:: Records shown

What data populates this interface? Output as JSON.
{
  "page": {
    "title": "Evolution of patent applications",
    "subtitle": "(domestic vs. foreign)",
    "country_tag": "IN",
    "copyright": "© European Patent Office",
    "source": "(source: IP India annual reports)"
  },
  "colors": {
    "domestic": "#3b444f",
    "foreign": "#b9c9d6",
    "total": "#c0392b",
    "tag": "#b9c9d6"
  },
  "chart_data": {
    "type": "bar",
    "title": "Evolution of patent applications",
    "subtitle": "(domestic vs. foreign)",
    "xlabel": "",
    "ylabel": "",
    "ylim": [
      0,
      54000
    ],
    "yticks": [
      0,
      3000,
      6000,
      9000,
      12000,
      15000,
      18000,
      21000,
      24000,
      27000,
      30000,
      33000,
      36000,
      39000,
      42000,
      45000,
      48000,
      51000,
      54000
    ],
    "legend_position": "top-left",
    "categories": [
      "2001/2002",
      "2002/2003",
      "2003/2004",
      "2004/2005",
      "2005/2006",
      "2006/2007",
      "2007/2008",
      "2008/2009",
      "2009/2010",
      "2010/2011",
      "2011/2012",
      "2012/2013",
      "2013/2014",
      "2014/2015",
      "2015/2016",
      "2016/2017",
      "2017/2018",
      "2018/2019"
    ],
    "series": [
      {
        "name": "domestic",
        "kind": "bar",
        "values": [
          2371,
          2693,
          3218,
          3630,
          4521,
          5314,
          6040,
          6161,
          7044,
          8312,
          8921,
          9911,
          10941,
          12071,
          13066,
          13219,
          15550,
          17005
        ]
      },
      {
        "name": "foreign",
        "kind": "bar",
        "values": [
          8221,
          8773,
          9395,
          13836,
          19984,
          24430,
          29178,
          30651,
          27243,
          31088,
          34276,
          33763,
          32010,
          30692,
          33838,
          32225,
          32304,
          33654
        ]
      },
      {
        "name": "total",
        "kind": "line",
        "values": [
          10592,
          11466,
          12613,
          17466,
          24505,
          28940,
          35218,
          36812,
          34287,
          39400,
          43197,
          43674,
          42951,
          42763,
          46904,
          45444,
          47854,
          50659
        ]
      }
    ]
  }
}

::::

From the first line to the last, retype the data exactly.

What data populates this interface? Output as JSON.
{
  "page": {
    "title": "Evolution of patent applications",
    "subtitle": "(domestic vs. foreign)",
    "country_tag": "IN",
    "copyright": "© European Patent Office",
    "source": "(source: IP India annual reports)"
  },
  "colors": {
    "domestic": "#3b444f",
    "foreign": "#b9c9d6",
    "total": "#c0392b",
    "tag": "#b9c9d6"
  },
  "chart_data": {
    "type": "bar",
    "title": "Evolution of patent applications",
    "subtitle": "(domestic vs. foreign)",
    "xlabel": "",
    "ylabel": "",
    "ylim": [
      0,
      54000
    ],
    "yticks": [
      0,
      3000,
      6000,
      9000,
      12000,
      15000,
      18000,
      21000,
      24000,
      27000,
      30000,
      33000,
      36000,
      39000,
      42000,
      45000,
      48000,
      51000,
      54000
    ],
    "legend_position": "top-left",
    "categories": [
      "2001/2002",
      "2002/2003",
      "2003/2004",
      "2004/2005",
      "2005/2006",
      "2006/2007",
      "2007/2008",
      "2008/2009",
      "2009/2010",
      "2010/2011",
      "2011/2012",
      "2012/2013",
      "2013/2014",
      "2014/2015",
      "2015/2016",
      "2016/2017",
      "2017/2018",
      "2018/2019"
    ],
    "series": [
      {
        "name": "domestic",
        "kind": "bar",
        "values": [
          2371,
          2693,
          3218,
          3630,
          4521,
          5314,
          6040,
          6161,
          7044,
          8312,
          8921,
          9911,
          10941,
          12071,
          13066,
          13219,
          15550,
          17005
        ]
      },
      {
        "name": "foreign",
        "kind": "bar",
        "values": [
          8221,
          8773,
          9395,
          13836,
          19984,
          24430,
          29178,
          30651,
          27243,
          31088,
          34276,
          33763,
          32010,
          30692,
          33838,
          32225,
          32304,
          33654
        ]
      },
      {
        "name": "total",
        "kind": "line",
        "values": [
          10592,
          11466,
          12613,
          17466,
          24505,
          28940,
          35218,
          36812,
          34287,
          39400,
          43197,
          43674,
          42951,
          42763,
          46904,
          45444,
          47854,
          50659
        ]
      }
    ]
  }
}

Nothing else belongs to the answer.